-- start --

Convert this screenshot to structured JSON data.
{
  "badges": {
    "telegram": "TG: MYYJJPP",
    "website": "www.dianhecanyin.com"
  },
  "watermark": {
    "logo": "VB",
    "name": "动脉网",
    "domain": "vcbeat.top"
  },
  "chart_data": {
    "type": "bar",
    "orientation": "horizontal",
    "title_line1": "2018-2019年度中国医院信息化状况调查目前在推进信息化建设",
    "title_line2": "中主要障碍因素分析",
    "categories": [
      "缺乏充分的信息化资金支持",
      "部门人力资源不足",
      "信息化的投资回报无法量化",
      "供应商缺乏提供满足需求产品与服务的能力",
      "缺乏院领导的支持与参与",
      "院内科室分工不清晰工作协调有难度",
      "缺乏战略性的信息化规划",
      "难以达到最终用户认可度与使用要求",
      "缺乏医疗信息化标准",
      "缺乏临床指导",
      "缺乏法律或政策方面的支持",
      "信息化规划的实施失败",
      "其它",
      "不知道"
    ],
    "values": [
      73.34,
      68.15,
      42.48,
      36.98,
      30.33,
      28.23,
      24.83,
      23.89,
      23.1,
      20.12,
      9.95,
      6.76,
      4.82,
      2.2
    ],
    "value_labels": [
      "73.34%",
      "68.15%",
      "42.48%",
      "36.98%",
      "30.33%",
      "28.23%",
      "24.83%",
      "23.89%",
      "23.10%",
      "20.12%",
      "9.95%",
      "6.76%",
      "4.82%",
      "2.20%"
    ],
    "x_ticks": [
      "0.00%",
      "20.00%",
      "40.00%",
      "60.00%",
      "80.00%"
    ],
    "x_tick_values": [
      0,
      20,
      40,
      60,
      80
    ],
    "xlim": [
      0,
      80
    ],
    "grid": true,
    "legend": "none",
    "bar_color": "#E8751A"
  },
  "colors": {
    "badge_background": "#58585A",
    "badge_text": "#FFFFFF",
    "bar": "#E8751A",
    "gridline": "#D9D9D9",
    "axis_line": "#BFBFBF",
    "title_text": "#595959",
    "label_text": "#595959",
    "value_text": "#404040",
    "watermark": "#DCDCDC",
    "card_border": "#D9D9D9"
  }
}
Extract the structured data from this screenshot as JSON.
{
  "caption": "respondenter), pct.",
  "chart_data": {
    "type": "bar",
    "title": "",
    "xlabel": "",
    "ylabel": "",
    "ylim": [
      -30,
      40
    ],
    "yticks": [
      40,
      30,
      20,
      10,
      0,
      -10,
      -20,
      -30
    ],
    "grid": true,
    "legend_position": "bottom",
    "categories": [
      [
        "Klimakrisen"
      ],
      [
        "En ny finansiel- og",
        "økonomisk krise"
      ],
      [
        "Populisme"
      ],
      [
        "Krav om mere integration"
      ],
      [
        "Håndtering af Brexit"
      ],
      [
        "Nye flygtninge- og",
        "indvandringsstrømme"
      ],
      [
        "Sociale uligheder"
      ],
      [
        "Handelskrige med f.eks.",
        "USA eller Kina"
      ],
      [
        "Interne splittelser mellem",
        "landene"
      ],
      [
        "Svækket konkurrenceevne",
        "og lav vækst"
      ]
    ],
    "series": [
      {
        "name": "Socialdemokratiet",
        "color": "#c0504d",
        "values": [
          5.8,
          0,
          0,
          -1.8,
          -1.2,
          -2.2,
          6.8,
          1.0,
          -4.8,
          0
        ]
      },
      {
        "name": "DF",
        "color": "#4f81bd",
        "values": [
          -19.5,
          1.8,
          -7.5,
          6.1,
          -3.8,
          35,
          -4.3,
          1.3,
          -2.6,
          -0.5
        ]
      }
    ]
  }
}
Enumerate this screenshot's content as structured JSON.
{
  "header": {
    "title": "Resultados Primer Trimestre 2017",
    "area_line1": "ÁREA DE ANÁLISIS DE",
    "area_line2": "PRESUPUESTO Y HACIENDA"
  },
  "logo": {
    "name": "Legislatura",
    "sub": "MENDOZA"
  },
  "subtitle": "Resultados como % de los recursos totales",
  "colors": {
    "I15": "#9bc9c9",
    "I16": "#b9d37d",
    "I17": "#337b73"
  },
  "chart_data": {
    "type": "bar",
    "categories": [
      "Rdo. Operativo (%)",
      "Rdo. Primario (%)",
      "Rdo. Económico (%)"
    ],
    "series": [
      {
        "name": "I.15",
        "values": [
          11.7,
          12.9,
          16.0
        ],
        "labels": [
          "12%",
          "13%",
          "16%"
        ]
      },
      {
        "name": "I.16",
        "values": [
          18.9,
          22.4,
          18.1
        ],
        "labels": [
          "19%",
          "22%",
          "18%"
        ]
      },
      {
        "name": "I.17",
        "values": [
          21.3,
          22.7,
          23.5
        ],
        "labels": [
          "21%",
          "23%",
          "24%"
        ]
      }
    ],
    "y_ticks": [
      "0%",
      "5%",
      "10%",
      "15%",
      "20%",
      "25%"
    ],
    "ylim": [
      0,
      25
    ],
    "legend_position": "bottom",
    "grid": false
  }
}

-- end --

# Task requirements
Exactly as written, give the line containing "Enumerate this screenshot's" and all remaining lines of the records.

# Full output
Enumerate this screenshot's content as structured JSON.
{
  "header": {
    "title": "Resultados Primer Trimestre 2017",
    "area_line1": "ÁREA DE ANÁLISIS DE",
    "area_line2": "PRESUPUESTO Y HACIENDA"
  },
  "logo": {
    "name": "Legislatura",
    "sub": "MENDOZA"
  },
  "subtitle": "Resultados como % de los recursos totales",
  "colors": {
    "I15": "#9bc9c9",
    "I16": "#b9d37d",
    "I17": "#337b73"
  },
  "chart_data": {
    "type": "bar",
    "categories": [
      "Rdo. Operativo (%)",
      "Rdo. Primario (%)",
      "Rdo. Económico (%)"
    ],
    "series": [
      {
        "name": "I.15",
        "values": [
          11.7,
          12.9,
          16.0
        ],
        "labels": [
          "12%",
          "13%",
          "16%"
        ]
      },
      {
        "name": "I.16",
        "values": [
          18.9,
          22.4,
          18.1
        ],
        "labels": [
          "19%",
          "22%",
          "18%"
        ]
      },
      {
        "name": "I.17",
        "values": [
          21.3,
          22.7,
          23.5
        ],
        "labels": [
          "21%",
          "23%",
          "24%"
        ]
      }
    ],
    "y_ticks": [
      "0%",
      "5%",
      "10%",
      "15%",
      "20%",
      "25%"
    ],
    "ylim": [
      0,
      25
    ],
    "legend_position": "bottom",
    "grid": false
  }
}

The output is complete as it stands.